- TEXTO PARA LEITURA
──────
EDITORIAL
O Estado abalado
O Rio Grande nunca passou por um constrangimento desta dimensão. Ao protocolar na 3ª Vara da Justiça Federal de Santa Maria uma ação civil de improbidade administrativa contra a governadora Yeda Crusius e outras oito pessoas com função pública no Estado, a força-tarefa do Ministério Público Federal transformou em denúncia formal as suspeitas que há vários meses recaíam sobre o governo gaúcho. Agora não se trata mais de acusações sem provas, como vinham fazendo integrantes da oposição. No inquérito de mais de mil páginas encaminhado pelo MPF à juíza Simone Barbisan Fortes, estão catalogados documentos e gravações referentes a escutas telefônicas feitas durante as operações Rodin e Solidária, que apuraram irregularidades no Detran e na distribuição de merenda escolar a municípios do Estado. Diante dessas evidências, que infelizmente não foram detalhadas ao conhecimento da opinião pública, os procuradores federais solicitaram liminarmente à juíza que seja levantado o sigilo das ligações que interessam ao processo, pediram também a indisponibilidade dos bens dos réus e o afastamento temporário dos agentes públicos referidos na ação, inclusive da governadora.
──────
- ITENS LISTADOS
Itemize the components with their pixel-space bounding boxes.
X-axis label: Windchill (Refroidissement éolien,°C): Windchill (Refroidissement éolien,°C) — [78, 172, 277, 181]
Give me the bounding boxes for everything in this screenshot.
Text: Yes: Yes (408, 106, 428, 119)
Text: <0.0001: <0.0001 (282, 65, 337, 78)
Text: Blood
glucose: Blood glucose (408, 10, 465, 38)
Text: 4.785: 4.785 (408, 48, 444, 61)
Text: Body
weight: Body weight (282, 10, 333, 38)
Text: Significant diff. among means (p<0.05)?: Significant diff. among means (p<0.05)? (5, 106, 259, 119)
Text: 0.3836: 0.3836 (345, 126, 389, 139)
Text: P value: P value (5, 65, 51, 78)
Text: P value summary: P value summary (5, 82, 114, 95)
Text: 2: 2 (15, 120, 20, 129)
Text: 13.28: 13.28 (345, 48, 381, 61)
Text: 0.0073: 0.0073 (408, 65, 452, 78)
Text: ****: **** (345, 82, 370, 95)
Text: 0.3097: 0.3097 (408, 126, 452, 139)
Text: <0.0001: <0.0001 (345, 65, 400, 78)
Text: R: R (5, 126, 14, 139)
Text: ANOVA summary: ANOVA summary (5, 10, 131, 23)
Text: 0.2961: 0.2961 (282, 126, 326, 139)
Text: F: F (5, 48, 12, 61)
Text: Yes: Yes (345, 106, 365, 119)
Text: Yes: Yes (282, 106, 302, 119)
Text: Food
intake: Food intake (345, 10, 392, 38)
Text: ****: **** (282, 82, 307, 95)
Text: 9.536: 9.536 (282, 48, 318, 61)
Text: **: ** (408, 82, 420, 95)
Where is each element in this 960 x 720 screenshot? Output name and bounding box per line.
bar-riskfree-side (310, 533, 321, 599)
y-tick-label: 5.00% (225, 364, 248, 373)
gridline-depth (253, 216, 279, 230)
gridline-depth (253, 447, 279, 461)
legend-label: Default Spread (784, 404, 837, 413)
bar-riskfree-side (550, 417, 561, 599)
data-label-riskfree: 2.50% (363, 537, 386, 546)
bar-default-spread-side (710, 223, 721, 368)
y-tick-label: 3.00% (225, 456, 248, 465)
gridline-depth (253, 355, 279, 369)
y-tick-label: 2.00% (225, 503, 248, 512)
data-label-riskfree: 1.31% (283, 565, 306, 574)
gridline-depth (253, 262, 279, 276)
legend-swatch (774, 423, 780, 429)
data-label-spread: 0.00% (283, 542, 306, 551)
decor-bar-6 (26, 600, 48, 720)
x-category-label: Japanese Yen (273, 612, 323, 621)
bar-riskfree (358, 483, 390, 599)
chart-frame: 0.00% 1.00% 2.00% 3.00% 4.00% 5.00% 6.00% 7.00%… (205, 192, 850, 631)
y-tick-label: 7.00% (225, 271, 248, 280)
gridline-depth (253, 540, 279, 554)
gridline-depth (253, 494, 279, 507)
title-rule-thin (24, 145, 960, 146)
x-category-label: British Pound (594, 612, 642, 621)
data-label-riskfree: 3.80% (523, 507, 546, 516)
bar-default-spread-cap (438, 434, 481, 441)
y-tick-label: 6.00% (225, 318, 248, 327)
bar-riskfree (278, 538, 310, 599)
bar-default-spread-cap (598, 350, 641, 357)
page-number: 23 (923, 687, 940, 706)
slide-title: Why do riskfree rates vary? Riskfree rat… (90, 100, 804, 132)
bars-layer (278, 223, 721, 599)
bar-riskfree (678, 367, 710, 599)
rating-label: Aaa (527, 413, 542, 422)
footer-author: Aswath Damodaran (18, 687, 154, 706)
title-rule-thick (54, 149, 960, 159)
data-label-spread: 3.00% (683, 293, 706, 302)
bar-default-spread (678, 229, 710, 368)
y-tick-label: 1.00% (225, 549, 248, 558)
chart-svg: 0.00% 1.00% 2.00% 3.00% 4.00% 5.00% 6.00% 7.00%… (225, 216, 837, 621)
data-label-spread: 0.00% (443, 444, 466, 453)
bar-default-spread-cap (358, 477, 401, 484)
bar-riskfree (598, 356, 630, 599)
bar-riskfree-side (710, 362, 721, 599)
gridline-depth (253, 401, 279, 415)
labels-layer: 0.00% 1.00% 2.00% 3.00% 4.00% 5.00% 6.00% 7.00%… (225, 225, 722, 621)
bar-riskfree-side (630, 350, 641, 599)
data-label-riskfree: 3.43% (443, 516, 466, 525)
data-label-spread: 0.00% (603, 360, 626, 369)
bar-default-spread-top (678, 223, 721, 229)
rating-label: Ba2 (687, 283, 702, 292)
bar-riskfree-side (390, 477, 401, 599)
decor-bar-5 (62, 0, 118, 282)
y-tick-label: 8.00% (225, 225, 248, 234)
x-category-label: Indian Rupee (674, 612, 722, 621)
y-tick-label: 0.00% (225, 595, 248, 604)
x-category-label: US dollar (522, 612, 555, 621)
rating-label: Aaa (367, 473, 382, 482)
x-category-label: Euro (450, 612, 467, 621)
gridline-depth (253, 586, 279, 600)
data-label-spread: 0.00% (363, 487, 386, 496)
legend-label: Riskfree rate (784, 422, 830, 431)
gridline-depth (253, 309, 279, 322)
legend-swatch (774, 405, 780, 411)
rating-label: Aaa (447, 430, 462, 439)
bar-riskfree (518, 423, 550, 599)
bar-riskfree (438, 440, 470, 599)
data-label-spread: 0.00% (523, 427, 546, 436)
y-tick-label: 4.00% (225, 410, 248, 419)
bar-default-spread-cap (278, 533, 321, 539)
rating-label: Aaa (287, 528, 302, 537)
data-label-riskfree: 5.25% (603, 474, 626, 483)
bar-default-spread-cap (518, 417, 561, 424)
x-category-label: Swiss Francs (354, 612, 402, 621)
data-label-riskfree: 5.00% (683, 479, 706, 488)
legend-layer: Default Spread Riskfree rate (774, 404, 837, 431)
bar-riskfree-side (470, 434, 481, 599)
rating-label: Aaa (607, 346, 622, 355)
──────
- TAREFA PROPOSTA
Resuma o editorial em duas frases. Os itens não têm relação com o editorial.

- RESPOSTA
A força-tarefa do Ministério Público Federal protocolou na 3ª Vara da Justiça Federal de Santa Maria uma ação civil de improbidade administrativa contra a governadora Yeda Crusius e outras oito pessoas com função pública no Estado. A ação se apoia em um inquérito de mais de mil páginas com documentos e gravações das operações Rodin e Solidária, e os procuradores pediram o levantamento do sigilo das ligações, a indisponibilidade dos bens dos réus e o afastamento temporário dos agentes públicos, inclusive da governadora.